As I get older, travel becomes more of a chore. I don't enjoy long-haul flights, and after a week or so away I usually want to come home. Which kind of puts the mockers on Australia. Airports are such a bore. Security, luggage restrictions, waiting around .... and that's before you've even got on the plane. Unless you can get where you're going on a decent carrier, it's cattle class all the way. I always manage to get either a screaming baby right behind, or a big fat bloke right in front who puts his seat back as soon as he sits down, allowing me about six inches of space between my face and the back of his seat. Hardly room to open out my copy of How to Spend It. A sinus condition means that I need to get half a dozen Nurofen down me two hours before landing or else I get off the plane looking like Munck's "The Scream". For the same reason I do not drink alcohol while flying, and the food is usually inedible, if you get any at all.
If you don't fly, and don't own a car, your options are considerably reduced. I am developing an expensive habit of pranging hire cars, and really only the train is a suitable and safe mode of perambulation. For me and everyone else. Luckily, from Brussels you can take a train and be in London, Paris, Amsterdam or Cologne within a couple of hours.
Then there's the accommodation. I need a degree of comfort these days, my own bathroom and to be able to lock my door and have some me-time. I recently experimented with one of the so-called four-star campsites in France, but frankly, no. The walls were thin, the nights were cold, and the caravans (or "mobil'omes" as the French inexplicably call them, as they are up on bricks and far from mobile) were much too close together. McChe summed it up: "It's a plastic hoose, the noo!". Four stars nothing.

━━━━━━━━━━━━━━━━━━━━

- List of tasks -
1) According to the travel essay, which cities can be reached by train from Brussels within a couple of hours?
2) Write the next paragraph of the travel essay, picking up after its final sentence.
The listing has nothing to do with the travel essay.

- Collected data -
━━━━━━━━━━━━━━━━━━━━

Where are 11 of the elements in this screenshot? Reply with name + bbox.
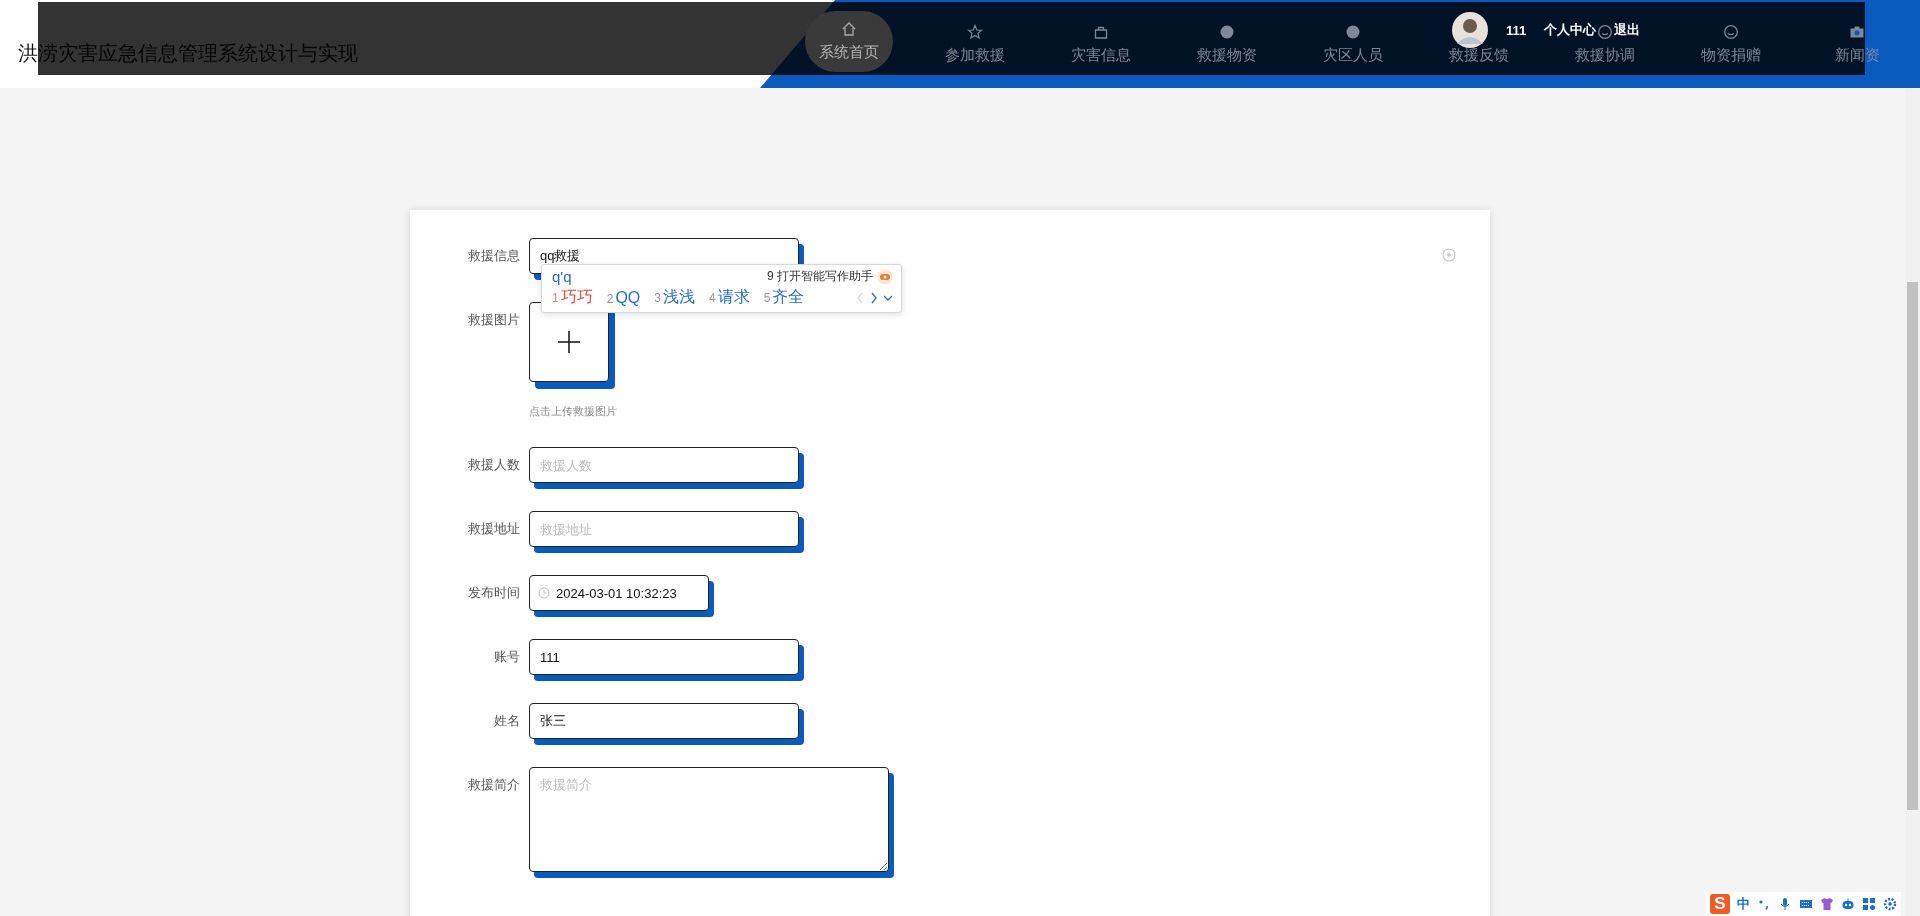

━━━━━━━━━━━━━━━━━━━━

- Answers -
1) London, Paris, Amsterdam and Cologne.

2)
I'm afraid I'm getting to the stage in my life when only a four or five star hotel will do, whatever the cost. I don't need a swimming pool - unless I have exclusive use of it - and I'm not bothered about a spa or a fitness centre, but I do require a spacious bathroom, a good breakfast buffet, air conditioning and room to swing a cat.
Then there are the destinations. I have seen most of Europe. I have seen the East and West coasts of the USA, Las Vegas and New Mexico, and that will probably see me through to the end of my days. Do I need to see Missouri? I don't think so. I have many relatives in Australia but am put off by the distance and the fact that of the ten most deadly species of animal on the planet, nine of them live in Australia (my family not included). My cousin Bonzer should know, he recently got bitten on the foot by an Eastern brown snake and nearly died. Luckily there was a kangaroo nearby who understood English and fetched an ambulance.
Don't just stand there Skip!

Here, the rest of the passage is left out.